§ Exercise goal
Search the data below for the word "active" and copy each line that holds it.

§ Data for this task
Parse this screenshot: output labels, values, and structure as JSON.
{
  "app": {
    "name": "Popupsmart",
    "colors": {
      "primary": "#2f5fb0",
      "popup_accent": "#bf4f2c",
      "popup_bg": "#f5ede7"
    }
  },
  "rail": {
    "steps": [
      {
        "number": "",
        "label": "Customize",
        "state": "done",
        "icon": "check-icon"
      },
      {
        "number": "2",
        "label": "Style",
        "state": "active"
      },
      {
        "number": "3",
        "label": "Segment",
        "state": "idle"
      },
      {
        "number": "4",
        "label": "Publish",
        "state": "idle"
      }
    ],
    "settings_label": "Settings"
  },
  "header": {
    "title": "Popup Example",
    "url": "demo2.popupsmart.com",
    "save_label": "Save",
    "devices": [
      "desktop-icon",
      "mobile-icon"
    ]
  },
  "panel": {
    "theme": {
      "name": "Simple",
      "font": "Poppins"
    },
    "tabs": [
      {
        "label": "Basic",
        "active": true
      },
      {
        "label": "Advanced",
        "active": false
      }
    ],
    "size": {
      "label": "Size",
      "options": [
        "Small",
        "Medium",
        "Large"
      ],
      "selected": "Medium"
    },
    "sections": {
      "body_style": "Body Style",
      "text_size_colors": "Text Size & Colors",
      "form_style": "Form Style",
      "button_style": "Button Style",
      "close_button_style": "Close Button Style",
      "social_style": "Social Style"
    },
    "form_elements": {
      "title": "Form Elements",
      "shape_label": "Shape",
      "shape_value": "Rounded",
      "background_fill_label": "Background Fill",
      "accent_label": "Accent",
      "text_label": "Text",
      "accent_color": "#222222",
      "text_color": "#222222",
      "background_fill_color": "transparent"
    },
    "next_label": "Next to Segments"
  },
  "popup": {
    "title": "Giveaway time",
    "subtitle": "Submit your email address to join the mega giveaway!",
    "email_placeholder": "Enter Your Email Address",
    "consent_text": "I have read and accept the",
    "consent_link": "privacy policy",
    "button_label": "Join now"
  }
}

§ Solution to the problem
        "state": "active"
        "active": true
        "active": false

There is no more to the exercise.